++++ Given records

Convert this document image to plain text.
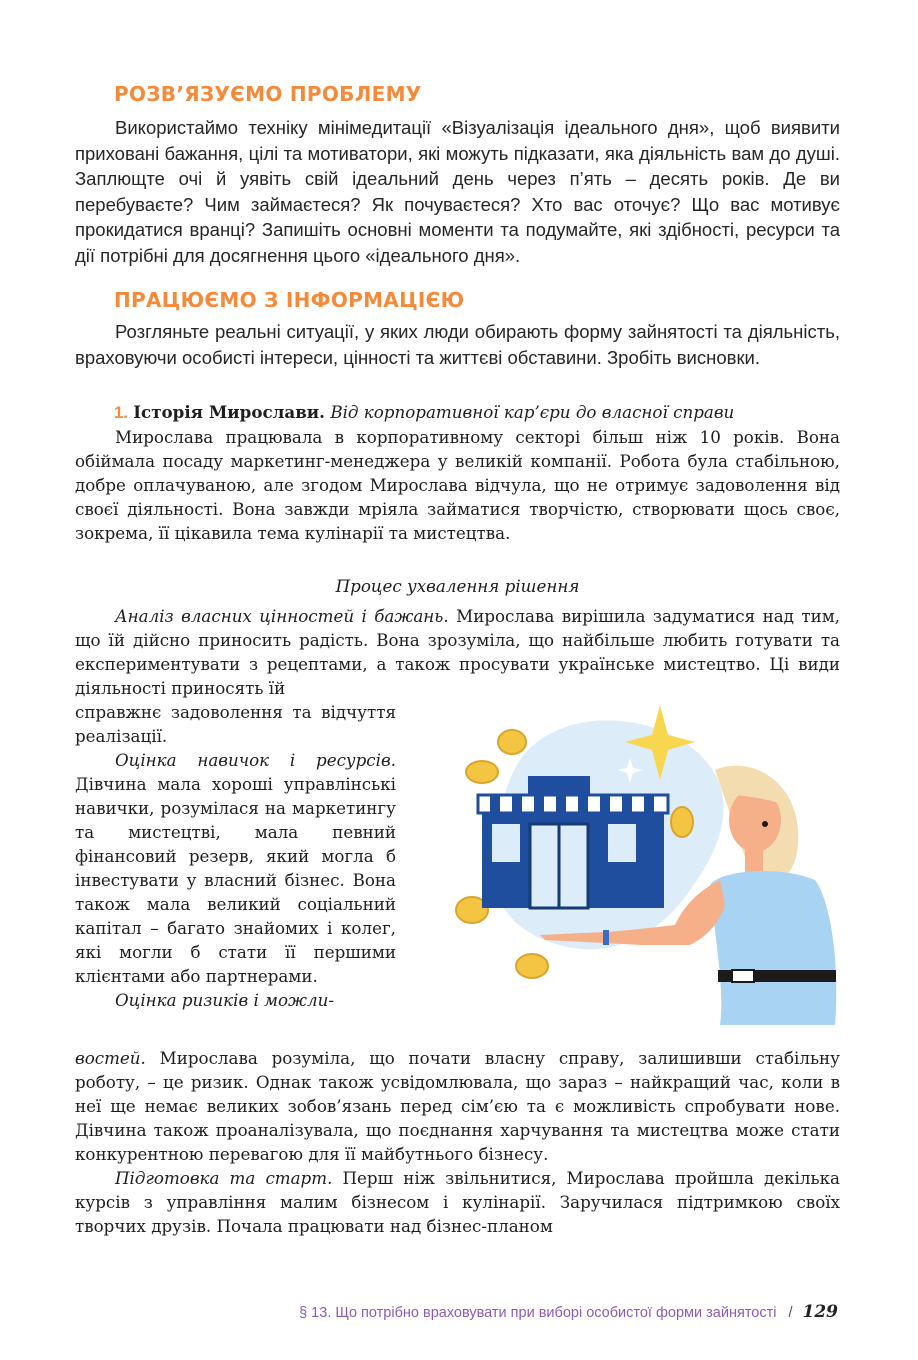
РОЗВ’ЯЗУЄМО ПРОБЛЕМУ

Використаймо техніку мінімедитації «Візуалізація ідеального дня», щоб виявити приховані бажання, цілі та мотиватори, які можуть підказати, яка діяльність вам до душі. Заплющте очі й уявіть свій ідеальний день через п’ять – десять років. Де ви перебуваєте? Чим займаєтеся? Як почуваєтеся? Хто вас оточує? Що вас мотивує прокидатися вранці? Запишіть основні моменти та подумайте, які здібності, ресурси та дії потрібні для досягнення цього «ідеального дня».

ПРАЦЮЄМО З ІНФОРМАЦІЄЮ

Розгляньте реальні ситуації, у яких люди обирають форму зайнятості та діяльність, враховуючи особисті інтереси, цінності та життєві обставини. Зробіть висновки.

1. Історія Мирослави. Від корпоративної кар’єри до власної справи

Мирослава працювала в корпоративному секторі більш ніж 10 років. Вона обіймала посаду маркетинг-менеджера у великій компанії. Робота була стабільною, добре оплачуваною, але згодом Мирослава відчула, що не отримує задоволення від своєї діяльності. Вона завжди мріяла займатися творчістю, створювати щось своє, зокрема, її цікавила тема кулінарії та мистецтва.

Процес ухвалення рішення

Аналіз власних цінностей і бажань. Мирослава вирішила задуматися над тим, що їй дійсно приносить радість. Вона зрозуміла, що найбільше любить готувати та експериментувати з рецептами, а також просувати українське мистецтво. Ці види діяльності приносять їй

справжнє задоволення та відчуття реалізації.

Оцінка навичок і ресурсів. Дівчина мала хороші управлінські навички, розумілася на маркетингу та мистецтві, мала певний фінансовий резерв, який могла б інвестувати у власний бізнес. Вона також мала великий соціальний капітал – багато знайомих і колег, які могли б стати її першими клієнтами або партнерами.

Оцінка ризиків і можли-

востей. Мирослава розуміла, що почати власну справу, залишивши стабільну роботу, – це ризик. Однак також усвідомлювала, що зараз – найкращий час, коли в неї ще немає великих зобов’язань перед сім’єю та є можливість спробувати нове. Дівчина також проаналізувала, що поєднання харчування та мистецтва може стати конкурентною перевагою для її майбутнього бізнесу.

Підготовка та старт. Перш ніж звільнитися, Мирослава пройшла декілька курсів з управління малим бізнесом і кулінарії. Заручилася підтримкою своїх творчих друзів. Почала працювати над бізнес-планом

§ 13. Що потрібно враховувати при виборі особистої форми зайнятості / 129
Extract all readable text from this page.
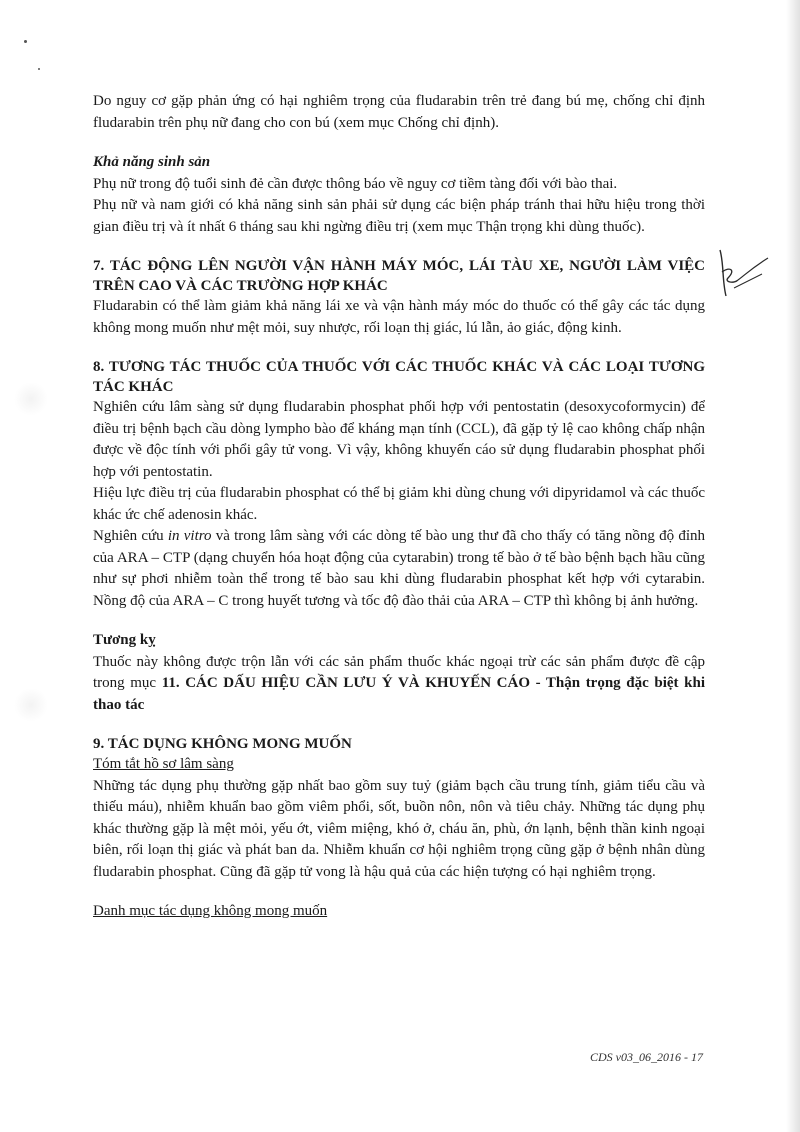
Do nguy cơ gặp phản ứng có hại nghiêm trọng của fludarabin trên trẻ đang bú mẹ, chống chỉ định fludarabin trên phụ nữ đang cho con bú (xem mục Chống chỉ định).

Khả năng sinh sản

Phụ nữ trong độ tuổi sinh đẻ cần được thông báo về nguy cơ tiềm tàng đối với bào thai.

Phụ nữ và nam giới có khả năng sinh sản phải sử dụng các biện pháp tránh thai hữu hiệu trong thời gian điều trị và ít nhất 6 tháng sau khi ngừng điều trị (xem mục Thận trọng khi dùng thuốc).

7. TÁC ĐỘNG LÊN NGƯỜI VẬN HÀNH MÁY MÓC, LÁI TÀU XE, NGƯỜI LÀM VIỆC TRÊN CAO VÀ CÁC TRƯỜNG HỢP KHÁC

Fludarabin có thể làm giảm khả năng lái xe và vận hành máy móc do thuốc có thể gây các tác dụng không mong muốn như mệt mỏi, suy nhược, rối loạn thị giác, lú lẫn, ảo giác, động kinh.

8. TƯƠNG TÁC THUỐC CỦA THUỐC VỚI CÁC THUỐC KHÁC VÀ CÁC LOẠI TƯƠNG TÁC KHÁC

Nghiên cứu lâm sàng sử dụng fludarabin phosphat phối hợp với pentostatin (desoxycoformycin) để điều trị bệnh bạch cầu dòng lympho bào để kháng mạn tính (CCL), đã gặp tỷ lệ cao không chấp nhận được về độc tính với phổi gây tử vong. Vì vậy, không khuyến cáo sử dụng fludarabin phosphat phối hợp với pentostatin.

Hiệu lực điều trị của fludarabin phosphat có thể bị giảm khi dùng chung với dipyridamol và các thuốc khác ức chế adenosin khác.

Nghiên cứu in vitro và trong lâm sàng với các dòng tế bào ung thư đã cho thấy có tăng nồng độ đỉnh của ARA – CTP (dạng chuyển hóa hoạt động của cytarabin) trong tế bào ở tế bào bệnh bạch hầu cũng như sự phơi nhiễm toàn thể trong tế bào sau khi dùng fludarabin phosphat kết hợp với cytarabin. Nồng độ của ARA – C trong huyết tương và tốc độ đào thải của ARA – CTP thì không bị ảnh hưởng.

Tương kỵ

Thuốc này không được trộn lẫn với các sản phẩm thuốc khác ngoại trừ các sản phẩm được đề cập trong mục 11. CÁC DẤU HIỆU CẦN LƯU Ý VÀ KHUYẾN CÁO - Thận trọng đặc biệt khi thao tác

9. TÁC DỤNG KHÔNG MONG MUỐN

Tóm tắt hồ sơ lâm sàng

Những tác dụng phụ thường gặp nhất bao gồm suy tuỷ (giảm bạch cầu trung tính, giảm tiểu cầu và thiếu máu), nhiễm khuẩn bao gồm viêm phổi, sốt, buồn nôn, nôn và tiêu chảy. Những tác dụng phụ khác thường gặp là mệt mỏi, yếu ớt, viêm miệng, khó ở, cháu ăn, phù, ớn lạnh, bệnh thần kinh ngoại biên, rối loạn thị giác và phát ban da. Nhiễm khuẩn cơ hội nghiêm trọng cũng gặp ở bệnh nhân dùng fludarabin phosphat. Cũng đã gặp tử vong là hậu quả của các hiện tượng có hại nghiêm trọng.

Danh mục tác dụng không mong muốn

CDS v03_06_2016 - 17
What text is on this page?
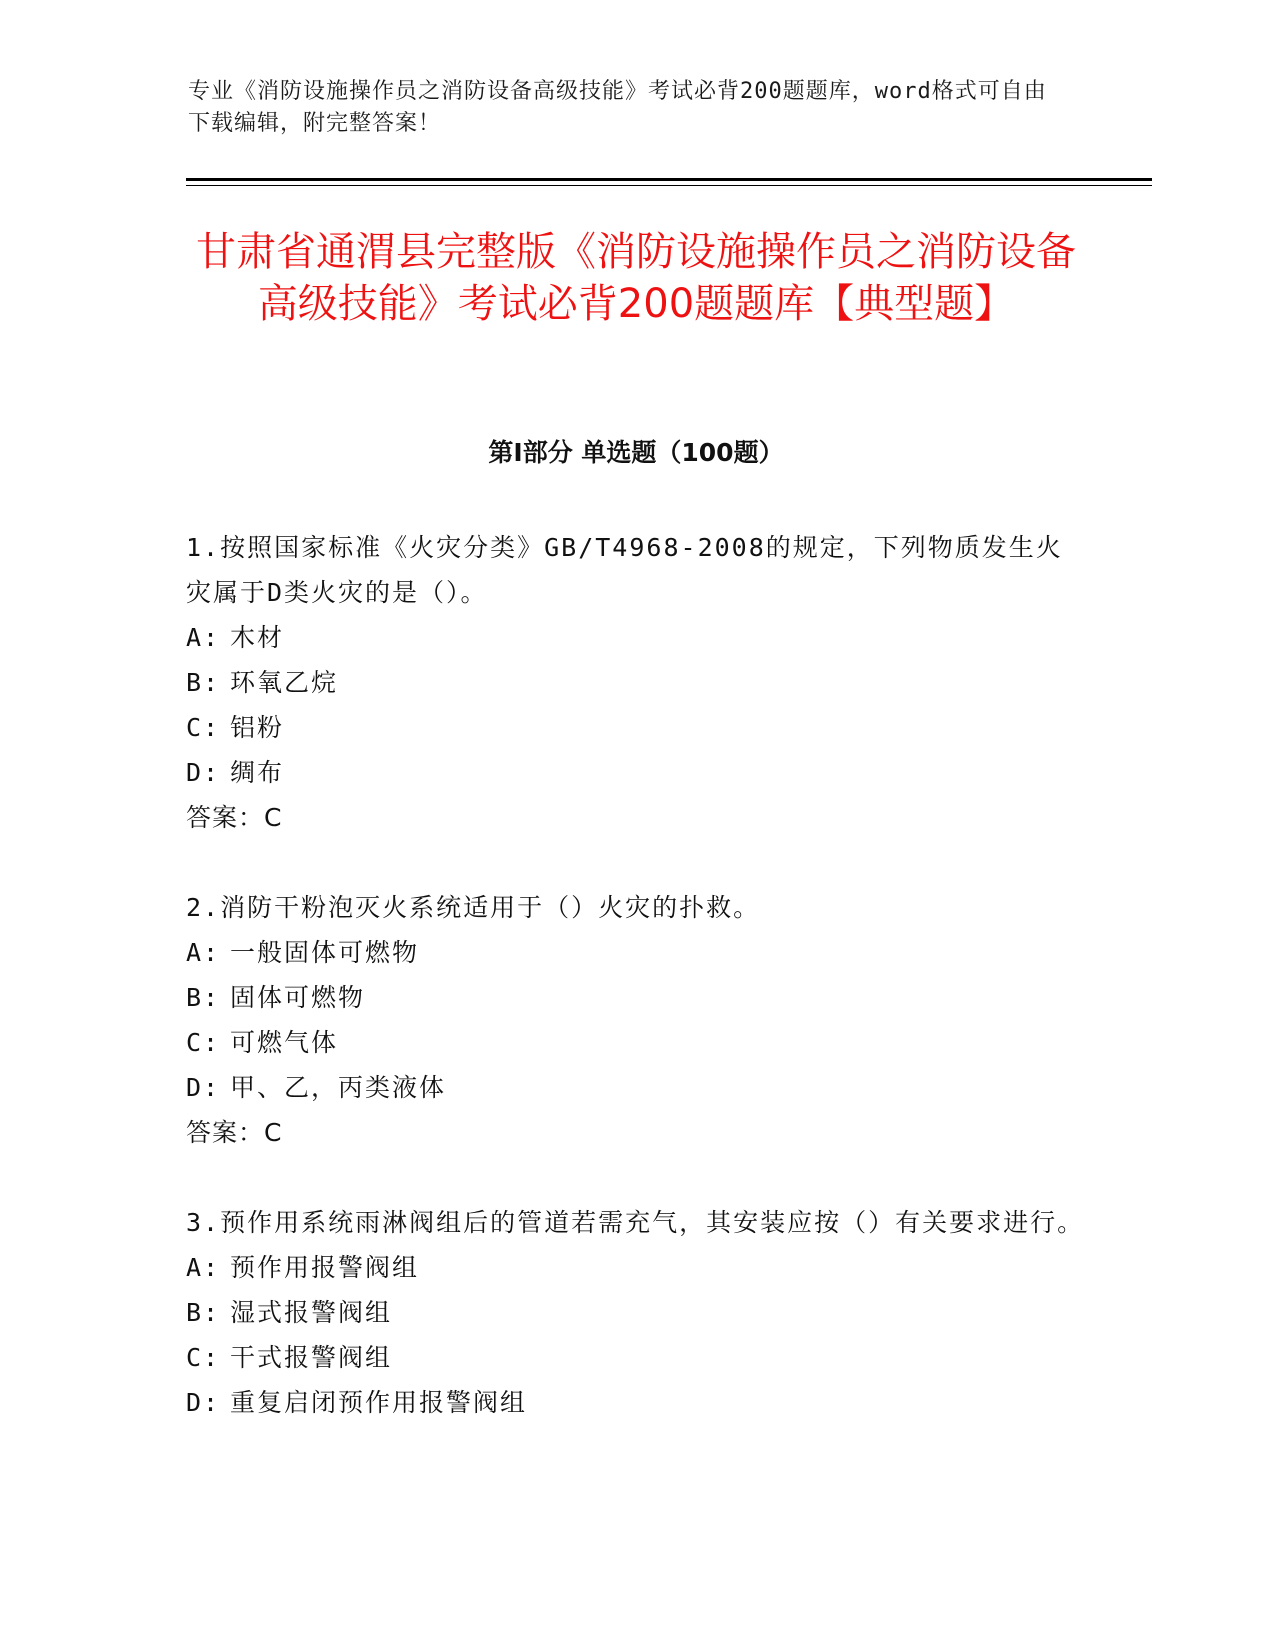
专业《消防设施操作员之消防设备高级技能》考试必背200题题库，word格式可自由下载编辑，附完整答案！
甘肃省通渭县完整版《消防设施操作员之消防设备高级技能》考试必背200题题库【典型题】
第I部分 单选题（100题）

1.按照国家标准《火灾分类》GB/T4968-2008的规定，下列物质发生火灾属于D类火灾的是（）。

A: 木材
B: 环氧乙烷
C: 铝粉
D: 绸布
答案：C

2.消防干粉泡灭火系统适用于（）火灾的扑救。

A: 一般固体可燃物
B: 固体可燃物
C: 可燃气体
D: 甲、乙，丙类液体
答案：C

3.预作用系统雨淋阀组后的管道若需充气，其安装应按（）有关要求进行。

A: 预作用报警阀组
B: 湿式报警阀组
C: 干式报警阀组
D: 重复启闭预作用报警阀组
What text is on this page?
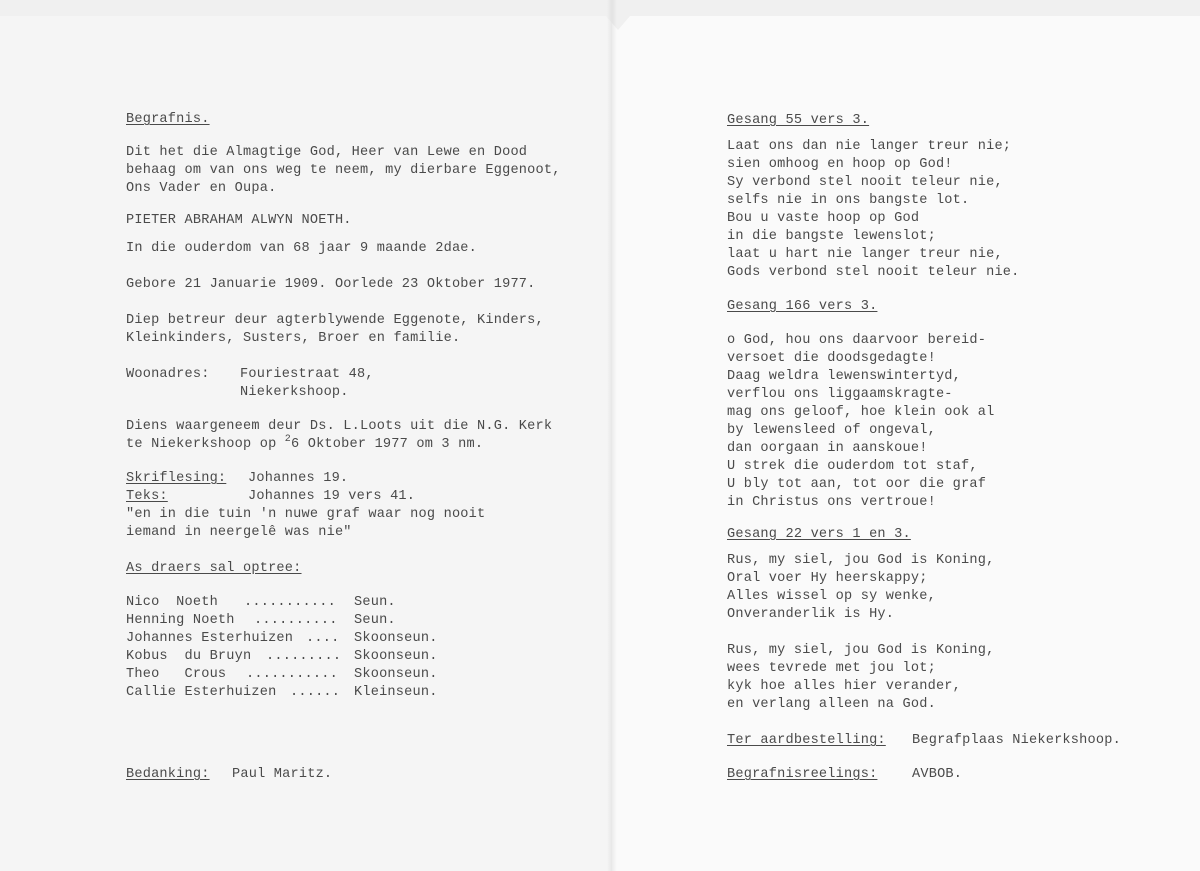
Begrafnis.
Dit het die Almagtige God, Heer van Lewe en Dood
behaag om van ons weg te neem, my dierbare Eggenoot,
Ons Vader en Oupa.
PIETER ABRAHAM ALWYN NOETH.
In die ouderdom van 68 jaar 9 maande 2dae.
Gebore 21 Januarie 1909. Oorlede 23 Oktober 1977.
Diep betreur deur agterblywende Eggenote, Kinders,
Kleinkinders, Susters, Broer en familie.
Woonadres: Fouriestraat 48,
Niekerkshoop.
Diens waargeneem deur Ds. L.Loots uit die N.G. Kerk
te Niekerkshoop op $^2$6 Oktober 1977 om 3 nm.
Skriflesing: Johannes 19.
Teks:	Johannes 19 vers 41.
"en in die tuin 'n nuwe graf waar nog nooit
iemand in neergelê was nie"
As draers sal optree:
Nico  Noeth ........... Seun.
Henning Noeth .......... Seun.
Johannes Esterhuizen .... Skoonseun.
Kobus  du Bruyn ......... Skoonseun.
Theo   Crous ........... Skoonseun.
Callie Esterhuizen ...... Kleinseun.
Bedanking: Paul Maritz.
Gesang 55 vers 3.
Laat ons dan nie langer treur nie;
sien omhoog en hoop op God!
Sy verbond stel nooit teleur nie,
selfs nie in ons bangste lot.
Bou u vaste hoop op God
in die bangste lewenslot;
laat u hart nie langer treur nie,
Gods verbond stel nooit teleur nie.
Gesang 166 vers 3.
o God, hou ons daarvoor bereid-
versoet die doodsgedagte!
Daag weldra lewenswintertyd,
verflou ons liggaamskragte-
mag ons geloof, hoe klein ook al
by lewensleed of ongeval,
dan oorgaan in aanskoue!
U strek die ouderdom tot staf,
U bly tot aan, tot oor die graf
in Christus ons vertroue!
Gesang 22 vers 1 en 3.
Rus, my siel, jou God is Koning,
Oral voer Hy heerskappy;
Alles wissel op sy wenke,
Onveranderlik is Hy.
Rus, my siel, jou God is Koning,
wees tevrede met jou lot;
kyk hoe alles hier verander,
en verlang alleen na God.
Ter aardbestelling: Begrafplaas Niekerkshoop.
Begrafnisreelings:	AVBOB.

++++++++

### What needs to be done
Go over the records above line by line and count those holding the word "ouderdom". Reply only with the number.

### Right answer
2